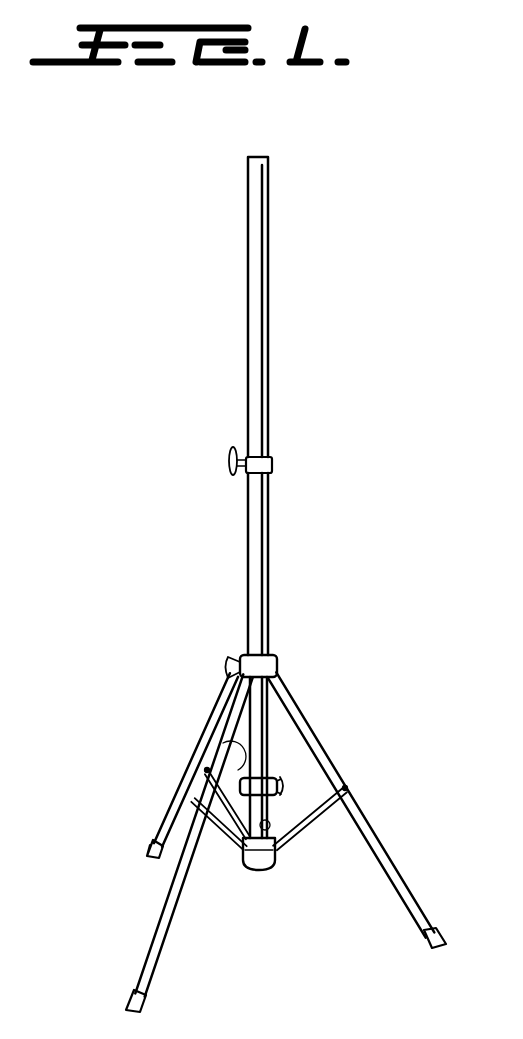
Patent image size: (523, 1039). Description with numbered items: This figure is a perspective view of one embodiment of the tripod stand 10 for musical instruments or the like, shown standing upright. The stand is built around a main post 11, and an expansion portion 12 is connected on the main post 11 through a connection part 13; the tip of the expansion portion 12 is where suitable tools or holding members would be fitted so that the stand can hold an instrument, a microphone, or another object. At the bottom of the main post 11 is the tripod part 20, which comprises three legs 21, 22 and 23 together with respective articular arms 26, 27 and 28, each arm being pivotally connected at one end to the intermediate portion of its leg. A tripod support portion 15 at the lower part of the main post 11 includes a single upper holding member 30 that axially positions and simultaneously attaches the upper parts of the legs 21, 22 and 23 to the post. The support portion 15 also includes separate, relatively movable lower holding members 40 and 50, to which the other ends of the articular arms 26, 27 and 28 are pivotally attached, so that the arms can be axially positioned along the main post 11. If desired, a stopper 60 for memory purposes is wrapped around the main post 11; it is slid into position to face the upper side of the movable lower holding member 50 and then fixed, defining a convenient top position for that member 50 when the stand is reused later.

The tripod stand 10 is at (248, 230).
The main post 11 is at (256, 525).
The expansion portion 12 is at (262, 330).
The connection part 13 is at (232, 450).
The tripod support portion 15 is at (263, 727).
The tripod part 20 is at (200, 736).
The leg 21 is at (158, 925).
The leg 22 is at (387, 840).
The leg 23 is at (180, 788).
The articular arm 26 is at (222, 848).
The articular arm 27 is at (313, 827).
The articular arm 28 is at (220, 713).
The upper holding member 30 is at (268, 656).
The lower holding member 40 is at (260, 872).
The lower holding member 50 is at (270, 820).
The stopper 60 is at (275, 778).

...

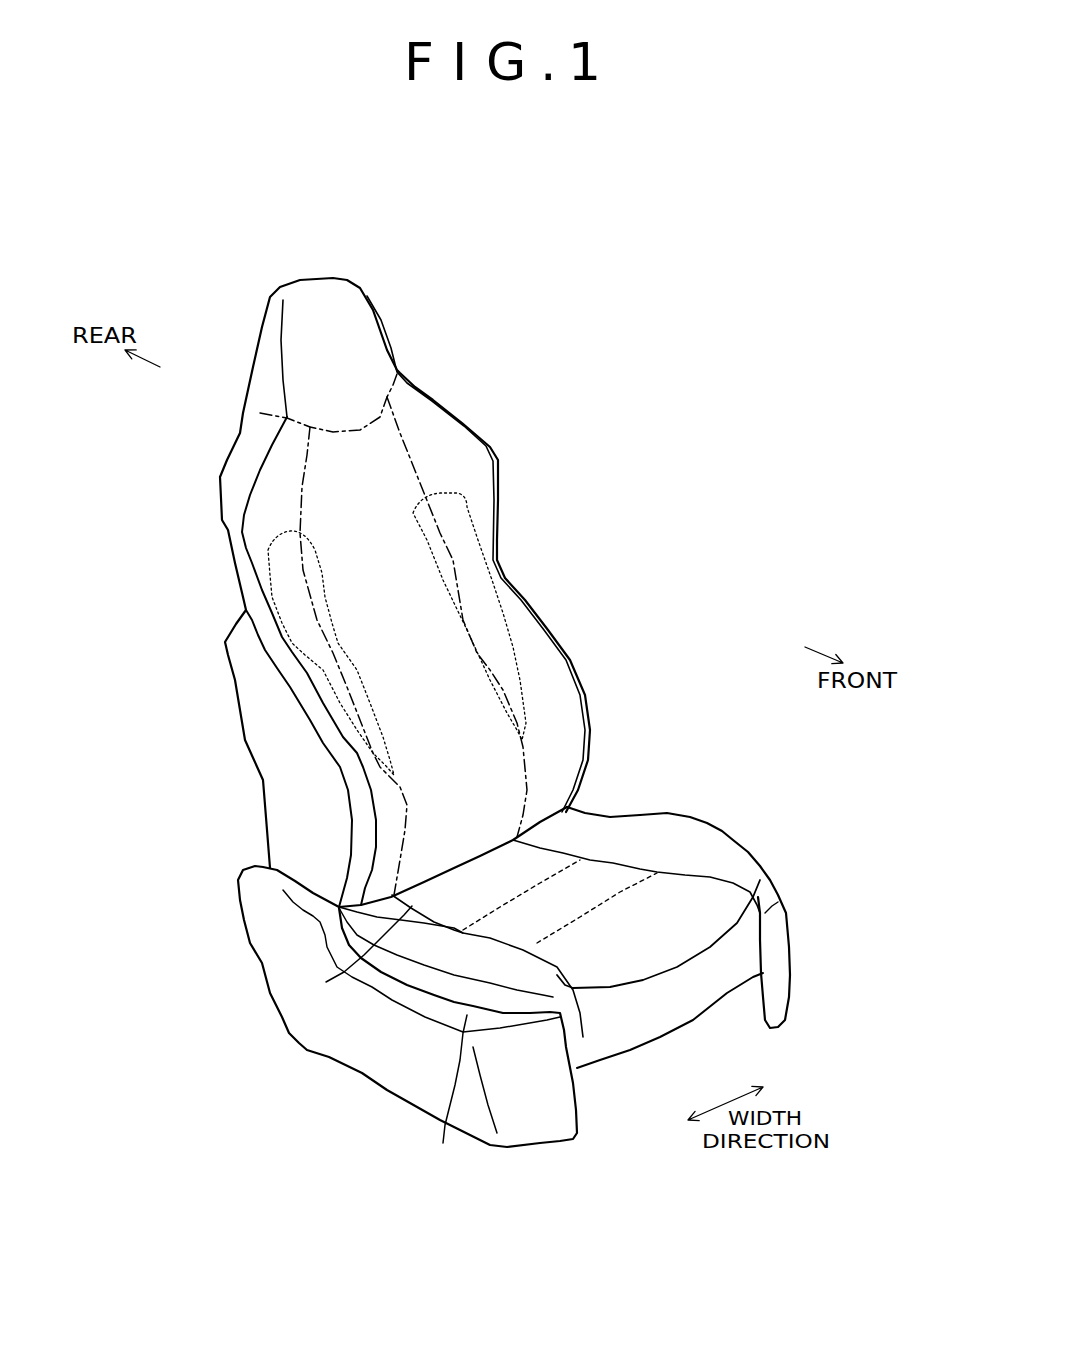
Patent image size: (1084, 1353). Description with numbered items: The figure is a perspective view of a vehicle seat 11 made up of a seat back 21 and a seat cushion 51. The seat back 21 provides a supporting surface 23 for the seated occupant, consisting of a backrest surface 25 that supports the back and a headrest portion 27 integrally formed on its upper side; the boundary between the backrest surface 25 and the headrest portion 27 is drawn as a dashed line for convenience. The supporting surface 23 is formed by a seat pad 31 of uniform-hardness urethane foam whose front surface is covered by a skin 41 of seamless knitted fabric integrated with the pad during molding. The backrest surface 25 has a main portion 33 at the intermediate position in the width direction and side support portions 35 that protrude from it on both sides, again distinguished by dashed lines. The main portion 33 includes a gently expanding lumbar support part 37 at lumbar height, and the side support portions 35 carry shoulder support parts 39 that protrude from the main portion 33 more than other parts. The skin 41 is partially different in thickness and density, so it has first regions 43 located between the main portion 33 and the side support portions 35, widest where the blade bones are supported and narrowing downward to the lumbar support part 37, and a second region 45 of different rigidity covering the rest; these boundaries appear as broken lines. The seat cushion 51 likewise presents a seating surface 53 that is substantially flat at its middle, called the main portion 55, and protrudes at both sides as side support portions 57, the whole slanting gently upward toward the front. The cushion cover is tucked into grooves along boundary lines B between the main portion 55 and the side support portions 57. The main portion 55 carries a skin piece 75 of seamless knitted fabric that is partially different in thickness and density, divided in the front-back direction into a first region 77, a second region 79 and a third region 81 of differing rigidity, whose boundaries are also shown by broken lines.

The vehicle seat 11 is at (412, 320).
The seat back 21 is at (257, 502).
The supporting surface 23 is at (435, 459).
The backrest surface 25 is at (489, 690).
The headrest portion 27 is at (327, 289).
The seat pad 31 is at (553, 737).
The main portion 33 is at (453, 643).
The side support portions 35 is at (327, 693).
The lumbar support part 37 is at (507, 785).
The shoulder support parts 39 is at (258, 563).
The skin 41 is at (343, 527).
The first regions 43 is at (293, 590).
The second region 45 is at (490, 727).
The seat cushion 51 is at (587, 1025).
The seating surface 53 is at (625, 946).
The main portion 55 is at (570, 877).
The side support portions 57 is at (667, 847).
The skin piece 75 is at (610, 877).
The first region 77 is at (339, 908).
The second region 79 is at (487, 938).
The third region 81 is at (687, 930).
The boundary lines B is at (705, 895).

* [Written problem] Write out again, word for word, the lines of the listing from the line with "Patent image size: (523, 1039)." to the line with "The tripod stand 10 is at (248, 230).", including both of those lines.

* [Final result]
Patent image size: (523, 1039). Description with numbered items: This figure is a perspective view of one embodiment of the tripod stand 10 for musical instruments or the like, shown standing upright. The stand is built around a main post 11, and an expansion portion 12 is connected on the main post 11 through a connection part 13; the tip of the expansion portion 12 is where suitable tools or holding members would be fitted so that the stand can hold an instrument, a microphone, or another object. At the bottom of the main post 11 is the tripod part 20, which comprises three legs 21, 22 and 23 together with respective articular arms 26, 27 and 28, each arm being pivotally connected at one end to the intermediate portion of its leg. A tripod support portion 15 at the lower part of the main post 11 includes a single upper holding member 30 that axially positions and simultaneously attaches the upper parts of the legs 21, 22 and 23 to the post. The support portion 15 also includes separate, relatively movable lower holding members 40 and 50, to which the other ends of the articular arms 26, 27 and 28 are pivotally attached, so that the arms can be axially positioned along the main post 11. If desired, a stopper 60 for memory purposes is wrapped around the main post 11; it is slid into position to face the upper side of the movable lower holding member 50 and then fixed, defining a convenient top position for that member 50 when the stand is reused later.

The tripod stand 10 is at (248, 230).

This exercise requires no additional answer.